### Exercise instructions
Scan the lines below; pull out those with "number".

-*-

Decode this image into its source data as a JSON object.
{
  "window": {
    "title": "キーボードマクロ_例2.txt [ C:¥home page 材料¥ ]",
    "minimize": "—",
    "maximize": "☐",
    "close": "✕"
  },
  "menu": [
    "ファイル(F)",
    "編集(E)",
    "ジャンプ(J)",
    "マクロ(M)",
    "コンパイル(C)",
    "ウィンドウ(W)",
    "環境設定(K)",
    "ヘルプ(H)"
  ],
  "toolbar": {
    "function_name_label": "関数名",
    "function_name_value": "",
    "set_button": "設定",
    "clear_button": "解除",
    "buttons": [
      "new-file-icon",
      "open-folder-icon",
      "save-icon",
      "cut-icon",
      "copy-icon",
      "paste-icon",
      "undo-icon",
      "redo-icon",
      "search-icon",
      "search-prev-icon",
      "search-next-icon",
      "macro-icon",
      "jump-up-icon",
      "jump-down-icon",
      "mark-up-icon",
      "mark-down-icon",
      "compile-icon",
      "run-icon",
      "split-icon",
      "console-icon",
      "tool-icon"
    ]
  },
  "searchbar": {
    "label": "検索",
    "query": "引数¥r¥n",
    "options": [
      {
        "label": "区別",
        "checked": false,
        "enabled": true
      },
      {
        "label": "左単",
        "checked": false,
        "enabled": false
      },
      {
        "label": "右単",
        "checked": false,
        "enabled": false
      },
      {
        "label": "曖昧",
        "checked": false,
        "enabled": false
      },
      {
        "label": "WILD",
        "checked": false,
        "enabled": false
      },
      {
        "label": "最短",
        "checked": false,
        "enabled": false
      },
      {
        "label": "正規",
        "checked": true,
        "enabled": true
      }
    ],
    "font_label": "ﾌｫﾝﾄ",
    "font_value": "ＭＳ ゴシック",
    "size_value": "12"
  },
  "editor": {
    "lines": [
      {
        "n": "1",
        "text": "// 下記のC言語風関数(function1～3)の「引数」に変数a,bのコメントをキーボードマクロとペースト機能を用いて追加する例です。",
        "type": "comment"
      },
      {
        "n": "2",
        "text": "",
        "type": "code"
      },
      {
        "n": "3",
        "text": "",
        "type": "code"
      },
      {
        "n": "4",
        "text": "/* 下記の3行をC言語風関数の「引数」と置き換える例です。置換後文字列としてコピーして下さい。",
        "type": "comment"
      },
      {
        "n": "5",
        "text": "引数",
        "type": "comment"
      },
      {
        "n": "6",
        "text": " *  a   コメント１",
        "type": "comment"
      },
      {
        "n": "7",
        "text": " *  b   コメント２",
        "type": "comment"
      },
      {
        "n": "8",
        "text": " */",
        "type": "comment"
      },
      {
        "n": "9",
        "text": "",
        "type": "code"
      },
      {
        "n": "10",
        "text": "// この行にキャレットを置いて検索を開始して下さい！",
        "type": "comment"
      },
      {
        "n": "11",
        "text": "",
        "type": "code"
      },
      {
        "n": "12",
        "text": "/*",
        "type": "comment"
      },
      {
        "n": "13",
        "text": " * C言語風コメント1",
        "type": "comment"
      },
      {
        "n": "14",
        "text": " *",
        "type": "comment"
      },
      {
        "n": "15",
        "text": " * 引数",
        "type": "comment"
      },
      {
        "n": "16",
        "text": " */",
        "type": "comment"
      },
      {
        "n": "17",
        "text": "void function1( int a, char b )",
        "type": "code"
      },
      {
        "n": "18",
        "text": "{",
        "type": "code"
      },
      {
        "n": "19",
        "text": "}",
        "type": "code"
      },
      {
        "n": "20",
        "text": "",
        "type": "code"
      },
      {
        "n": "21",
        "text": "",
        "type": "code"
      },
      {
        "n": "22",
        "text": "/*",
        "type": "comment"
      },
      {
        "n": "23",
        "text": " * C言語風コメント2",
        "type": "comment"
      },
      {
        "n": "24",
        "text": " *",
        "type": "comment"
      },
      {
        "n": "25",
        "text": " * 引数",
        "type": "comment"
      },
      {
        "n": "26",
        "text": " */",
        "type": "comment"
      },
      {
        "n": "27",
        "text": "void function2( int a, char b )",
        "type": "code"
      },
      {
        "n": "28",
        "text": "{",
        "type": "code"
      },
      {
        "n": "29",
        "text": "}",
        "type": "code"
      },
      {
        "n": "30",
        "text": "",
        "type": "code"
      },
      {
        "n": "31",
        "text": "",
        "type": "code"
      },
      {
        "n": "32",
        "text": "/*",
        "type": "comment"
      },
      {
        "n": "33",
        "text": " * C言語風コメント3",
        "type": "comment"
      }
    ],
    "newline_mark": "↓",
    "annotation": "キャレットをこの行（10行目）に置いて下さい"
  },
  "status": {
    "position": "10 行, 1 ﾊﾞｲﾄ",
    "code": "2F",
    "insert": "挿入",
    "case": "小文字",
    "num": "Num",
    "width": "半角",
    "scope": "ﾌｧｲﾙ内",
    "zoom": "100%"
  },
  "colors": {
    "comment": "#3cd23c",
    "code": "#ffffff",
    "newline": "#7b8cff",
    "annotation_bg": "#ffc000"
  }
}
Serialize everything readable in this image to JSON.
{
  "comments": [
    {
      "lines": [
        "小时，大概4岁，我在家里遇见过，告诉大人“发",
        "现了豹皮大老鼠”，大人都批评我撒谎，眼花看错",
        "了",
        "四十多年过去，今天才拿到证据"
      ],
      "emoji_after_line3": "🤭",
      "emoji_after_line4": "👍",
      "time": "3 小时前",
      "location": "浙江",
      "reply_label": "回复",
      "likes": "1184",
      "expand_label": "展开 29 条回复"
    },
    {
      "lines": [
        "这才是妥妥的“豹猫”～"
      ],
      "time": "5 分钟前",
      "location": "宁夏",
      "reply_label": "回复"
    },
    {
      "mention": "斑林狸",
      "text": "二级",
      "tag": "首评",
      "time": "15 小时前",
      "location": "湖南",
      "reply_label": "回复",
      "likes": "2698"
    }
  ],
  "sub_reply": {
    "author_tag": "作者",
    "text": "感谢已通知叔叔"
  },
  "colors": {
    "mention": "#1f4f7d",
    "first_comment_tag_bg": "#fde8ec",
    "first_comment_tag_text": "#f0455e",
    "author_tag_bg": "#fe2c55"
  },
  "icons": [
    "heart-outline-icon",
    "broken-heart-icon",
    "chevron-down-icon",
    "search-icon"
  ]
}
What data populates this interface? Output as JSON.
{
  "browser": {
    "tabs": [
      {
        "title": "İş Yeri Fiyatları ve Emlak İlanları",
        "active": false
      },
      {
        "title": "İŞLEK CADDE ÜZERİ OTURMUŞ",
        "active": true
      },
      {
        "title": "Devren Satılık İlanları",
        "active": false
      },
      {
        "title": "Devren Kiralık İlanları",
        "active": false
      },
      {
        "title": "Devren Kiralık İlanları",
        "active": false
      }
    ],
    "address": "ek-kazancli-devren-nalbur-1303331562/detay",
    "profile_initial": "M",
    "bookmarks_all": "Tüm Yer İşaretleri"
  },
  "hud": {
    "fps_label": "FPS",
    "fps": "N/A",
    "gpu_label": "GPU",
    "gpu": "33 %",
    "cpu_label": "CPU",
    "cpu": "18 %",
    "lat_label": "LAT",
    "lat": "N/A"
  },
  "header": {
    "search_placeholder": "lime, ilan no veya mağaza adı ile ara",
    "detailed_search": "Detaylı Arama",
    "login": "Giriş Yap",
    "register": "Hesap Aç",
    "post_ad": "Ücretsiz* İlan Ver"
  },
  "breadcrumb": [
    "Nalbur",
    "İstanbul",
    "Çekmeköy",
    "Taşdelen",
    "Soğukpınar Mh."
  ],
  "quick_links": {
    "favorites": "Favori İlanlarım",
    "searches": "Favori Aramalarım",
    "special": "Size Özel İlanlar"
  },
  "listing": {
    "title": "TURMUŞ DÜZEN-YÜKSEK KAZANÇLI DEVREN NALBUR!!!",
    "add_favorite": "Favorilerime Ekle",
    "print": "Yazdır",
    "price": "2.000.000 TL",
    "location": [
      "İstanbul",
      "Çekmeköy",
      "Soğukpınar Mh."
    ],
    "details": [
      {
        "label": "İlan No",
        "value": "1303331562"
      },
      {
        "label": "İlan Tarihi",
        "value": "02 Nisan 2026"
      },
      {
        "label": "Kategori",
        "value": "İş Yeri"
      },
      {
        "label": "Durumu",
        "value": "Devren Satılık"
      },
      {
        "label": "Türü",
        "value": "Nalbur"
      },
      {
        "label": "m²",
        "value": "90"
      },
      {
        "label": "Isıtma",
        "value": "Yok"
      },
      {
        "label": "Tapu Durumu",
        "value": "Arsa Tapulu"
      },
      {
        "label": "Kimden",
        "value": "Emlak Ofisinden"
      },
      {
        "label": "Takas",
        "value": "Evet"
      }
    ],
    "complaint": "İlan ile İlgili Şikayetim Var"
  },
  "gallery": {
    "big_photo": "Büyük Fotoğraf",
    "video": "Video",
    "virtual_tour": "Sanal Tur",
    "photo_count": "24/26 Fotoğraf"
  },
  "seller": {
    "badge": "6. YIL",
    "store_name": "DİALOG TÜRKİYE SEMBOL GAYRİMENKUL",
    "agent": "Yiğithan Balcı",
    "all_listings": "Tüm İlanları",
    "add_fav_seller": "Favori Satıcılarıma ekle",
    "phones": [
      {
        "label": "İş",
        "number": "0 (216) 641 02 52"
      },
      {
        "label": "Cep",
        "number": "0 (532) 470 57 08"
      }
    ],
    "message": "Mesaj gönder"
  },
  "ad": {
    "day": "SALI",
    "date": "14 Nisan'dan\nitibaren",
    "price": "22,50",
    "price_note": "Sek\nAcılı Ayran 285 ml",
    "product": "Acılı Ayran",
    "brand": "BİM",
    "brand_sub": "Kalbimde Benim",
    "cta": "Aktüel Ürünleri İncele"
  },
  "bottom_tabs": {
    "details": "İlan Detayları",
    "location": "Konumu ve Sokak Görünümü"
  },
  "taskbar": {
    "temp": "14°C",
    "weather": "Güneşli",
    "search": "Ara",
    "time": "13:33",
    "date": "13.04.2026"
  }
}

-*-

### Result
        "number": "0 (216) 641 02 52"
        "number": "0 (532) 470 57 08"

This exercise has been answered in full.